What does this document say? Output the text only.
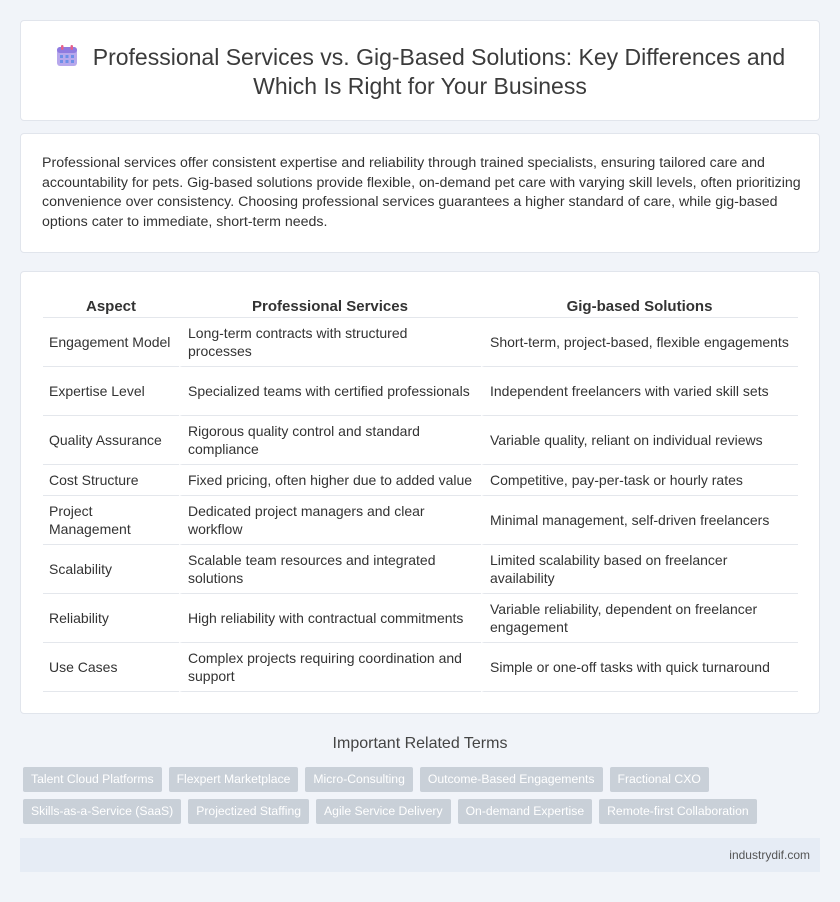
Professional Services vs. Gig-Based Solutions: Key Differences and Which Is Right for Your Business

Professional services offer consistent expertise and reliability through trained specialists, ensuring tailored care and accountability for pets. Gig-based solutions provide flexible, on-demand pet care with varying skill levels, often prioritizing convenience over consistency. Choosing professional services guarantees a higher standard of care, while gig-based options cater to immediate, short-term needs.

Aspect	Professional Services	Gig-based Solutions
Engagement Model	Long-term contracts with structured processes	Short-term, project-based, flexible engagements
Expertise Level	Specialized teams with certified professionals	Independent freelancers with varied skill sets
Quality Assurance	Rigorous quality control and standard compliance	Variable quality, reliant on individual reviews
Cost Structure	Fixed pricing, often higher due to added value	Competitive, pay-per-task or hourly rates
Project Management	Dedicated project managers and clear workflow	Minimal management, self-driven freelancers
Scalability	Scalable team resources and integrated solutions	Limited scalability based on freelancer availability
Reliability	High reliability with contractual commitments	Variable reliability, dependent on freelancer engagement
Use Cases	Complex projects requiring coordination and support	Simple or one-off tasks with quick turnaround
Important Related Terms
Talent Cloud Platforms	Flexpert Marketplace	Micro-Consulting	Outcome-Based Engagements	Fractional CXO
Skills-as-a-Service (SaaS)	Projectized Staffing	Agile Service Delivery	On-demand Expertise	Remote-first Collaboration
industrydif.com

****

Exercise prompt: Retype every record above exactly as written, but leave out the pictures.

Output of the task:
What does this document say? Output the text only.
Professional Services vs. Gig-Based Solutions: Key Differences and Which Is Right for Your Business

Professional services offer consistent expertise and reliability through trained specialists, ensuring tailored care and accountability for pets. Gig-based solutions provide flexible, on-demand pet care with varying skill levels, often prioritizing convenience over consistency. Choosing professional services guarantees a higher standard of care, while gig-based options cater to immediate, short-term needs.

Aspect	Professional Services	Gig-based Solutions
Engagement Model	Long-term contracts with structured processes	Short-term, project-based, flexible engagements
Expertise Level	Specialized teams with certified professionals	Independent freelancers with varied skill sets
Quality Assurance	Rigorous quality control and standard compliance	Variable quality, reliant on individual reviews
Cost Structure	Fixed pricing, often higher due to added value	Competitive, pay-per-task or hourly rates
Project Management	Dedicated project managers and clear workflow	Minimal management, self-driven freelancers
Scalability	Scalable team resources and integrated solutions	Limited scalability based on freelancer availability
Reliability	High reliability with contractual commitments	Variable reliability, dependent on freelancer engagement
Use Cases	Complex projects requiring coordination and support	Simple or one-off tasks with quick turnaround
Important Related Terms
Talent Cloud Platforms	Flexpert Marketplace	Micro-Consulting	Outcome-Based Engagements	Fractional CXO
Skills-as-a-Service (SaaS)	Projectized Staffing	Agile Service Delivery	On-demand Expertise	Remote-first Collaboration
industrydif.com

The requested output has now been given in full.